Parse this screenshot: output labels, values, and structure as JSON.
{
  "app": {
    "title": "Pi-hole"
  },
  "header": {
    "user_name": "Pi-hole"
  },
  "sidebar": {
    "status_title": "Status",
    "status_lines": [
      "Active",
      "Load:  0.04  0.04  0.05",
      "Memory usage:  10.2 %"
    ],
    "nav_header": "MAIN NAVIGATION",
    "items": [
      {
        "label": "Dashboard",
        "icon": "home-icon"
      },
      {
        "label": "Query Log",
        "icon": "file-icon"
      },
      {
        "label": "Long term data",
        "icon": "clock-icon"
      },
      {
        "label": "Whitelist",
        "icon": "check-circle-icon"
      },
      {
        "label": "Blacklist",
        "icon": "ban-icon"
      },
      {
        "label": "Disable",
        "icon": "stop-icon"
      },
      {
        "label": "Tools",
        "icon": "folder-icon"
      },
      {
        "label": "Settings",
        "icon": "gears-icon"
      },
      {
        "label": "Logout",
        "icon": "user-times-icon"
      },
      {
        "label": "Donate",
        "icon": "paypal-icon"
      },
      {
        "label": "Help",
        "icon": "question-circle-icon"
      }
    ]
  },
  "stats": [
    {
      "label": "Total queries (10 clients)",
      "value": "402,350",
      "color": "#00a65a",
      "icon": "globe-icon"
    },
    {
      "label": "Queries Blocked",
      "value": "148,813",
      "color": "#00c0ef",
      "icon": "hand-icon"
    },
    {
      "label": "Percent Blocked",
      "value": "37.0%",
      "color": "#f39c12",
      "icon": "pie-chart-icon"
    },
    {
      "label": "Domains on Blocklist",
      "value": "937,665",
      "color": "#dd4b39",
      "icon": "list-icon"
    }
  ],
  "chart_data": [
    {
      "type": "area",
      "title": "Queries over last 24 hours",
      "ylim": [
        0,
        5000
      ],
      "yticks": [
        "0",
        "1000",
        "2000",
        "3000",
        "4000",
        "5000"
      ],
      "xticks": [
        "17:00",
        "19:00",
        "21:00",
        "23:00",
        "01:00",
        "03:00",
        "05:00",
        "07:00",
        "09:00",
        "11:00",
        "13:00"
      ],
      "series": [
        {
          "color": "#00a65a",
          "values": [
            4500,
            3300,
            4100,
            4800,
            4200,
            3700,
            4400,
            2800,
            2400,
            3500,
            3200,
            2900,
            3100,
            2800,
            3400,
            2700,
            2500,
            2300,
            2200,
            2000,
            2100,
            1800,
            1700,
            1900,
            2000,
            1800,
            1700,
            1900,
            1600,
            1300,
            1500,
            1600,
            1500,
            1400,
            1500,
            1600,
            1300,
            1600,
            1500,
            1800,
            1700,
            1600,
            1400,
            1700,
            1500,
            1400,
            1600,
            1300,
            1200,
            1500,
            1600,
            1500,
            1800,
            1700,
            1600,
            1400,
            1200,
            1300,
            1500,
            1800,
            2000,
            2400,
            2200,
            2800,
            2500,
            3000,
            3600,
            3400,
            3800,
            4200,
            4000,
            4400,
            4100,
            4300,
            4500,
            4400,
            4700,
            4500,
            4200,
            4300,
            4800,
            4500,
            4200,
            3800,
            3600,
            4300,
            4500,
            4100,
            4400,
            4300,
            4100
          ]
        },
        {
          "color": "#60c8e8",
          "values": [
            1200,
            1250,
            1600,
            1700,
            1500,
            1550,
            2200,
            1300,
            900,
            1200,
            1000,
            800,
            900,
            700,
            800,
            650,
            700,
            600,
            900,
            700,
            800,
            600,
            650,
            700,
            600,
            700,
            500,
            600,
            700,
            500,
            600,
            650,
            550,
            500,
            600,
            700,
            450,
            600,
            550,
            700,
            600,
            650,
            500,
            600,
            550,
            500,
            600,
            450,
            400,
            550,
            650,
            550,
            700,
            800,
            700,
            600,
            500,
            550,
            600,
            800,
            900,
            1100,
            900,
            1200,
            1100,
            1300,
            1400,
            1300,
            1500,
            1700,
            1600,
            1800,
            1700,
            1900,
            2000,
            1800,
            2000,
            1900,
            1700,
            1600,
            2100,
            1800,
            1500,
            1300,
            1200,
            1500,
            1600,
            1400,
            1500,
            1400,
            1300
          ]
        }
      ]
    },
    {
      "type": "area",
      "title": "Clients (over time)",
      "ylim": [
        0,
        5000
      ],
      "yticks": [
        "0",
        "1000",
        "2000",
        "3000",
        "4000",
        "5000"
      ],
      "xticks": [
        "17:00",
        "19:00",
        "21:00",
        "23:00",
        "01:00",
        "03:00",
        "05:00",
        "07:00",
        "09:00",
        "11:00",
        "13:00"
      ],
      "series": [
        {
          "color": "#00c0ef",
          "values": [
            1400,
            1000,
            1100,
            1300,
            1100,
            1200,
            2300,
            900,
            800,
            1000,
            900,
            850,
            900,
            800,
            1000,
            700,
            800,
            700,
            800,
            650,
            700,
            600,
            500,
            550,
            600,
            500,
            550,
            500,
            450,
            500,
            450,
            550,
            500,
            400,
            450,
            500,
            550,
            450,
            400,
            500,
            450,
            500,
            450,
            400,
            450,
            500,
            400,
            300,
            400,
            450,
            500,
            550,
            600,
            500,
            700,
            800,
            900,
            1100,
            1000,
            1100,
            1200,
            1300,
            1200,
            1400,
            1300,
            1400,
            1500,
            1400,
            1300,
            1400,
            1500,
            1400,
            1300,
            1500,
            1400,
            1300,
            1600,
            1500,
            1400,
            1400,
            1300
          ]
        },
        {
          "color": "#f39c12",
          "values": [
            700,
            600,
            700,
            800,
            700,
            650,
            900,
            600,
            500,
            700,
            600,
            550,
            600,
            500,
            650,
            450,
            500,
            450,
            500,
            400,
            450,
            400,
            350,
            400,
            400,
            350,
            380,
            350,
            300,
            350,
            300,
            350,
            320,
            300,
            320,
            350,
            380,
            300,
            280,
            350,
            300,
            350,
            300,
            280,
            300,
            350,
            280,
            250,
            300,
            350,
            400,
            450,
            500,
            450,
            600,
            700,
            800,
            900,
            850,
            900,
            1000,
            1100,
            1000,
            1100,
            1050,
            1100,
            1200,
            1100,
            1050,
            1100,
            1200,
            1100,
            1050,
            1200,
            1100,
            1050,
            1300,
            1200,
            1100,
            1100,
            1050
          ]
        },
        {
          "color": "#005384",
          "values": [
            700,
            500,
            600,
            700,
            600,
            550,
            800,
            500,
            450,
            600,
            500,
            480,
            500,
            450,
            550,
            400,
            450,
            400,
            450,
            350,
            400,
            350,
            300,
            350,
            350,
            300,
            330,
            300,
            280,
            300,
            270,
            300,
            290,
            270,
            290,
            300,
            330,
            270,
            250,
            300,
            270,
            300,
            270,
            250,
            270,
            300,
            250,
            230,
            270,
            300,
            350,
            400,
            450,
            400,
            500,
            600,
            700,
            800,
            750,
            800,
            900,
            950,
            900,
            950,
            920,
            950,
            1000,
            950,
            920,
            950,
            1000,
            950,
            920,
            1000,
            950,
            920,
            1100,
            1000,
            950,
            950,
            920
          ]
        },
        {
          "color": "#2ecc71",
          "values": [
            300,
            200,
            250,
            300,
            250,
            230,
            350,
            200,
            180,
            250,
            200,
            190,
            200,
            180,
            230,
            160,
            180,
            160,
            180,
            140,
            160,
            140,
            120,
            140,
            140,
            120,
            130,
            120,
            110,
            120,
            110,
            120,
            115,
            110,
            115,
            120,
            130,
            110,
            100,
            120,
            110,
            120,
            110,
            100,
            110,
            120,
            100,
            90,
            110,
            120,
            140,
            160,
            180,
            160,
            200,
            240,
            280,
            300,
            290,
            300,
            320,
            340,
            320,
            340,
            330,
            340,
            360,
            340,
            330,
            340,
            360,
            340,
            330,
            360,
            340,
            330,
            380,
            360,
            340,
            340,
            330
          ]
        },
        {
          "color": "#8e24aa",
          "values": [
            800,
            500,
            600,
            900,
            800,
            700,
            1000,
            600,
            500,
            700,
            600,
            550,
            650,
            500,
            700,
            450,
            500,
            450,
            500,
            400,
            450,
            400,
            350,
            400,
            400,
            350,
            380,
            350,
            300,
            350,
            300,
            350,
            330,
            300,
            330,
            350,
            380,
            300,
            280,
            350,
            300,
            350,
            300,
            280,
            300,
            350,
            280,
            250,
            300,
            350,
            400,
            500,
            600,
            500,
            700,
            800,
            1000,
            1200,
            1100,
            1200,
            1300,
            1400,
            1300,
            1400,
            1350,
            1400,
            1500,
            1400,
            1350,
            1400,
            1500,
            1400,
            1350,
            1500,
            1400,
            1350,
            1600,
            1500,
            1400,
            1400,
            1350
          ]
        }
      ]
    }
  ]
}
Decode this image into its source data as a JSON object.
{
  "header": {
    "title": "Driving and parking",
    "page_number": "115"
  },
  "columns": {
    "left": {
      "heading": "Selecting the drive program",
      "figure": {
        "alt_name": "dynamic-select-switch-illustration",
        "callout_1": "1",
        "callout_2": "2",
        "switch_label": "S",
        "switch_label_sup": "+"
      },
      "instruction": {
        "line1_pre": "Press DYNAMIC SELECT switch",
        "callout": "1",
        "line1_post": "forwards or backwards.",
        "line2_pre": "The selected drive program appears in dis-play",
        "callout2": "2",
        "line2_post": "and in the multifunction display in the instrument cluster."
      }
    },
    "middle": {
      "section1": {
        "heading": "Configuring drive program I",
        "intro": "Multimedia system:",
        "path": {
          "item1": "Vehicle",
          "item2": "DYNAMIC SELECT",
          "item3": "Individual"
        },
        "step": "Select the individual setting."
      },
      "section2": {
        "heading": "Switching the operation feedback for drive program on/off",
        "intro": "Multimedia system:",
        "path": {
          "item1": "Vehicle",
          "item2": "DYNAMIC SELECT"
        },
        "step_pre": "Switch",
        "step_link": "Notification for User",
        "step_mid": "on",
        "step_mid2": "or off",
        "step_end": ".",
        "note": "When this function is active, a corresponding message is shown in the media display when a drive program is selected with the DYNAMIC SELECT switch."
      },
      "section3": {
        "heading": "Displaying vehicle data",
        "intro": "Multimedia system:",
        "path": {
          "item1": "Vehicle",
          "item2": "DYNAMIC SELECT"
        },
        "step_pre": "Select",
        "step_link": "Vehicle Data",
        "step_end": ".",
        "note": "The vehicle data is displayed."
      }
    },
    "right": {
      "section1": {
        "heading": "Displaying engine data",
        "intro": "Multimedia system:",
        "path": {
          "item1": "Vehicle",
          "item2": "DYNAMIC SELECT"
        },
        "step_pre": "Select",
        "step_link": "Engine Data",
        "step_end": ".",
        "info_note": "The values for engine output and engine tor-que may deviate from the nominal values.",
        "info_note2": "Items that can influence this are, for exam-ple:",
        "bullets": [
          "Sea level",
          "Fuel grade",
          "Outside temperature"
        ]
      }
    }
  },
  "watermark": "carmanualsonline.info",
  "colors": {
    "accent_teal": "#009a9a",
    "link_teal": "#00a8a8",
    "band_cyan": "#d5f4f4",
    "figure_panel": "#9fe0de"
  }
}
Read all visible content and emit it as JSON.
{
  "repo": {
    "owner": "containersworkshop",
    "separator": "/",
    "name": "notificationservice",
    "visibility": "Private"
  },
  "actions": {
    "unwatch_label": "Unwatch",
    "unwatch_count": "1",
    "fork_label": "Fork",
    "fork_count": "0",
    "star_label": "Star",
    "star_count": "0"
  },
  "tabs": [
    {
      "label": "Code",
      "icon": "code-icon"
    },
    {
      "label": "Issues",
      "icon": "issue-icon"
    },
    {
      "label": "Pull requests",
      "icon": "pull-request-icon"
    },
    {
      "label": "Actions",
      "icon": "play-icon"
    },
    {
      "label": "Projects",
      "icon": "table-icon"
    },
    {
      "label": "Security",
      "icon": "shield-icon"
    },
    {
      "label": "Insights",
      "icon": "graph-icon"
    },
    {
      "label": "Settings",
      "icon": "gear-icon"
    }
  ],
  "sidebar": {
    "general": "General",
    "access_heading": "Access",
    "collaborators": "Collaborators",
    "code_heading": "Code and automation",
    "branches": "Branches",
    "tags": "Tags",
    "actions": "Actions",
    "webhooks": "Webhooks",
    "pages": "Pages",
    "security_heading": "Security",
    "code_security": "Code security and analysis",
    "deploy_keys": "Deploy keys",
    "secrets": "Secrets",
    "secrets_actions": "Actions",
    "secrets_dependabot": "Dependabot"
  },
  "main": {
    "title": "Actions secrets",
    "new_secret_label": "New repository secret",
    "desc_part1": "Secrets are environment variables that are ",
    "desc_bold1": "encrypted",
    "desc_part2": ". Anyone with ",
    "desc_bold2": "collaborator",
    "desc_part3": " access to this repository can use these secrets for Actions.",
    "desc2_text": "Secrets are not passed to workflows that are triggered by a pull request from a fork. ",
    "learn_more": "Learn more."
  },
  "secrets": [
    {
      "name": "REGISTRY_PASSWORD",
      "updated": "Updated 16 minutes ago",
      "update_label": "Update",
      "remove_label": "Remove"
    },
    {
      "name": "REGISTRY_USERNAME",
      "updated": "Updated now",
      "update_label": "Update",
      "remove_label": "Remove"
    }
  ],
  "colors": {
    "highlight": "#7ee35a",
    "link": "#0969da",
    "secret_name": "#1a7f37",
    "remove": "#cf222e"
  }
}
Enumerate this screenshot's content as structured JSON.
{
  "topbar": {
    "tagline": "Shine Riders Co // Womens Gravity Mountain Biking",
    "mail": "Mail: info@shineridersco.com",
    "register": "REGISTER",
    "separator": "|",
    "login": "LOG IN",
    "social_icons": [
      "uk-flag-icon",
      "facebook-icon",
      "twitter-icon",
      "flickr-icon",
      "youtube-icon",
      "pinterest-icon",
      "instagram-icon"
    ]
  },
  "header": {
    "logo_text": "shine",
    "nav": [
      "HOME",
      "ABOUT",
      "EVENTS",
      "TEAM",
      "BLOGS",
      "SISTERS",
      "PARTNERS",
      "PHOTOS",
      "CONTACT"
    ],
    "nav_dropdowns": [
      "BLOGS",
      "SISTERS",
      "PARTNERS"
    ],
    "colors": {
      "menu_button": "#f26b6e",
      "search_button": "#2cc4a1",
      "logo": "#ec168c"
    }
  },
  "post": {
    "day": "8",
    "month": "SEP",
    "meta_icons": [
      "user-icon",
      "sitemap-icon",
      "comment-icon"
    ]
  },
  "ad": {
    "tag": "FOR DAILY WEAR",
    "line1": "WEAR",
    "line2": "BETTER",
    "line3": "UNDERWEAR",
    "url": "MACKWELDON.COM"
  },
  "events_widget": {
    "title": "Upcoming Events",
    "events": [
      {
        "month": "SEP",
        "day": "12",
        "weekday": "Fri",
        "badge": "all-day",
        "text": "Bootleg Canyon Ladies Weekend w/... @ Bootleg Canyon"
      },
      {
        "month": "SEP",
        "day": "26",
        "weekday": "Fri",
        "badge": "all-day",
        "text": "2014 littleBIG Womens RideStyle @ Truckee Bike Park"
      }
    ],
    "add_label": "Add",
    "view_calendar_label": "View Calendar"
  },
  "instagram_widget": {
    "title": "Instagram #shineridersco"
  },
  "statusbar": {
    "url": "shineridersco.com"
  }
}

### Set task
Identify each line of the material where the word "that" shows up, and copy it.

### Output of the task
        "info_note2": "Items that can influence this are, for exam-ple:",
    "desc_part1": "Secrets are environment variables that are ",
    "desc2_text": "Secrets are not passed to workflows that are triggered by a pull request from a fork. ",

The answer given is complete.